Would you restate all the data that follows, word for word?

[Dataset rows]
********

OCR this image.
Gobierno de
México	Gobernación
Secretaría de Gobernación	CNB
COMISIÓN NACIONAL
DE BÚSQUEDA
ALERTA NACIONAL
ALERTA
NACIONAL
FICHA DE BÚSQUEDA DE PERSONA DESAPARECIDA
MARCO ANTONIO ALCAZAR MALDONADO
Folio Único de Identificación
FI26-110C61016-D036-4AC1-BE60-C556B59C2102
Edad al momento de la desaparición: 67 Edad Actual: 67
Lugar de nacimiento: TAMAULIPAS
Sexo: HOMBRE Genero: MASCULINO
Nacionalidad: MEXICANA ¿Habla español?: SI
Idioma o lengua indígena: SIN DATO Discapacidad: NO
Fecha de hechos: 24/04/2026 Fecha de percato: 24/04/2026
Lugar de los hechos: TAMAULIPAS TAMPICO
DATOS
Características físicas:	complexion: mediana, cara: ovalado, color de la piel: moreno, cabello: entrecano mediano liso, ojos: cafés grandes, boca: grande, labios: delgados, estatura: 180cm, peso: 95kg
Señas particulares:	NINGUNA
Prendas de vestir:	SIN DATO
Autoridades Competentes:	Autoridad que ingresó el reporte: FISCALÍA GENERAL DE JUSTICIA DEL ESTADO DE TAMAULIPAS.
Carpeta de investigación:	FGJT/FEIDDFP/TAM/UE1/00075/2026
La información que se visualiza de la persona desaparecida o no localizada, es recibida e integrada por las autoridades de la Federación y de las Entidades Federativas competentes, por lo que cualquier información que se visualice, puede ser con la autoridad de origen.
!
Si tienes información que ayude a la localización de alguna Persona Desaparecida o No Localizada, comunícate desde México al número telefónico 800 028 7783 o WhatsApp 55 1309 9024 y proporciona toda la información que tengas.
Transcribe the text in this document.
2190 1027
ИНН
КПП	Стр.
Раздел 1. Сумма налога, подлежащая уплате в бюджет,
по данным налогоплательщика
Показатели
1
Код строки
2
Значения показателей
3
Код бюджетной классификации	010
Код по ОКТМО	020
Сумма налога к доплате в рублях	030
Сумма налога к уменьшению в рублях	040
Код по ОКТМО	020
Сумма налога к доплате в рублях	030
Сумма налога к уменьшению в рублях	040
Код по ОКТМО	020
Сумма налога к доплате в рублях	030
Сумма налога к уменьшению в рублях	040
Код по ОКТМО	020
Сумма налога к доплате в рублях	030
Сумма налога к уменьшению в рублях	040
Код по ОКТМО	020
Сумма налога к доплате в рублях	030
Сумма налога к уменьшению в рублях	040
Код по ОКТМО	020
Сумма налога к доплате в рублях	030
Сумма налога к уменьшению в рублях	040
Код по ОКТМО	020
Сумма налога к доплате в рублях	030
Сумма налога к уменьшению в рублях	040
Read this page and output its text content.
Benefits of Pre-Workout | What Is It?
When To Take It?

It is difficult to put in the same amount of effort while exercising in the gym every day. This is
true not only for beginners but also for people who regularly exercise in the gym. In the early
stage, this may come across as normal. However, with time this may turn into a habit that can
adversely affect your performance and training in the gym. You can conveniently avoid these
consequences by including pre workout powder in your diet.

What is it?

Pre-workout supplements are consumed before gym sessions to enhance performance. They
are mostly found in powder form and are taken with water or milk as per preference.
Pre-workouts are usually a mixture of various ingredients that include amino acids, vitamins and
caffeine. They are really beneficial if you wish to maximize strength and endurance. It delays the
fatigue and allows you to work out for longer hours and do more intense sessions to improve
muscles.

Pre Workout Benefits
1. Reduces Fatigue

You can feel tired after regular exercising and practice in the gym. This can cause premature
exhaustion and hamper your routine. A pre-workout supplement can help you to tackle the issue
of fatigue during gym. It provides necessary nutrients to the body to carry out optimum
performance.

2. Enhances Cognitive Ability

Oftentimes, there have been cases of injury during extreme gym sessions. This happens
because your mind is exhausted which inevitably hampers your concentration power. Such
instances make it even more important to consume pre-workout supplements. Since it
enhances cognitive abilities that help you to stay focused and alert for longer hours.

********

◆ REPLY:
OCR this image.
Gobierno de
México	Gobernación
Secretaría de Gobernación	CNB
COMISIÓN NACIONAL
DE BÚSQUEDA
ALERTA NACIONAL
ALERTA
NACIONAL
FICHA DE BÚSQUEDA DE PERSONA DESAPARECIDA
MARCO ANTONIO ALCAZAR MALDONADO
Folio Único de Identificación
FI26-110C61016-D036-4AC1-BE60-C556B59C2102
Edad al momento de la desaparición: 67 Edad Actual: 67
Lugar de nacimiento: TAMAULIPAS
Sexo: HOMBRE Genero: MASCULINO
Nacionalidad: MEXICANA ¿Habla español?: SI
Idioma o lengua indígena: SIN DATO Discapacidad: NO
Fecha de hechos: 24/04/2026 Fecha de percato: 24/04/2026
Lugar de los hechos: TAMAULIPAS TAMPICO
DATOS
Características físicas:	complexion: mediana, cara: ovalado, color de la piel: moreno, cabello: entrecano mediano liso, ojos: cafés grandes, boca: grande, labios: delgados, estatura: 180cm, peso: 95kg
Señas particulares:	NINGUNA
Prendas de vestir:	SIN DATO
Autoridades Competentes:	Autoridad que ingresó el reporte: FISCALÍA GENERAL DE JUSTICIA DEL ESTADO DE TAMAULIPAS.
Carpeta de investigación:	FGJT/FEIDDFP/TAM/UE1/00075/2026
La información que se visualiza de la persona desaparecida o no localizada, es recibida e integrada por las autoridades de la Federación y de las Entidades Federativas competentes, por lo que cualquier información que se visualice, puede ser con la autoridad de origen.
!
Si tienes información que ayude a la localización de alguna Persona Desaparecida o No Localizada, comunícate desde México al número telefónico 800 028 7783 o WhatsApp 55 1309 9024 y proporciona toda la información que tengas.
Transcribe the text in this document.
2190 1027
ИНН
КПП	Стр.
Раздел 1. Сумма налога, подлежащая уплате в бюджет,
по данным налогоплательщика
Показатели
1
Код строки
2
Значения показателей
3
Код бюджетной классификации	010
Код по ОКТМО	020
Сумма налога к доплате в рублях	030
Сумма налога к уменьшению в рублях	040
Код по ОКТМО	020
Сумма налога к доплате в рублях	030
Сумма налога к уменьшению в рублях	040
Код по ОКТМО	020
Сумма налога к доплате в рублях	030
Сумма налога к уменьшению в рублях	040
Код по ОКТМО	020
Сумма налога к доплате в рублях	030
Сумма налога к уменьшению в рублях	040
Код по ОКТМО	020
Сумма налога к доплате в рублях	030
Сумма налога к уменьшению в рублях	040
Код по ОКТМО	020
Сумма налога к доплате в рублях	030
Сумма налога к уменьшению в рублях	040
Код по ОКТМО	020
Сумма налога к доплате в рублях	030
Сумма налога к уменьшению в рублях	040
Read this page and output its text content.
Benefits of Pre-Workout | What Is It?
When To Take It?

It is difficult to put in the same amount of effort while exercising in the gym every day. This is
true not only for beginners but also for people who regularly exercise in the gym. In the early
stage, this may come across as normal. However, with time this may turn into a habit that can
adversely affect your performance and training in the gym. You can conveniently avoid these
consequences by including pre workout powder in your diet.

What is it?

Pre-workout supplements are consumed before gym sessions to enhance performance. They
are mostly found in powder form and are taken with water or milk as per preference.
Pre-workouts are usually a mixture of various ingredients that include amino acids, vitamins and
caffeine. They are really beneficial if you wish to maximize strength and endurance. It delays the
fatigue and allows you to work out for longer hours and do more intense sessions to improve
muscles.

Pre Workout Benefits
1. Reduces Fatigue

You can feel tired after regular exercising and practice in the gym. This can cause premature
exhaustion and hamper your routine. A pre-workout supplement can help you to tackle the issue
of fatigue during gym. It provides necessary nutrients to the body to carry out optimum
performance.

2. Enhances Cognitive Ability

Oftentimes, there have been cases of injury during extreme gym sessions. This happens
because your mind is exhausted which inevitably hampers your concentration power. Such
instances make it even more important to consume pre-workout supplements. Since it
enhances cognitive abilities that help you to stay focused and alert for longer hours.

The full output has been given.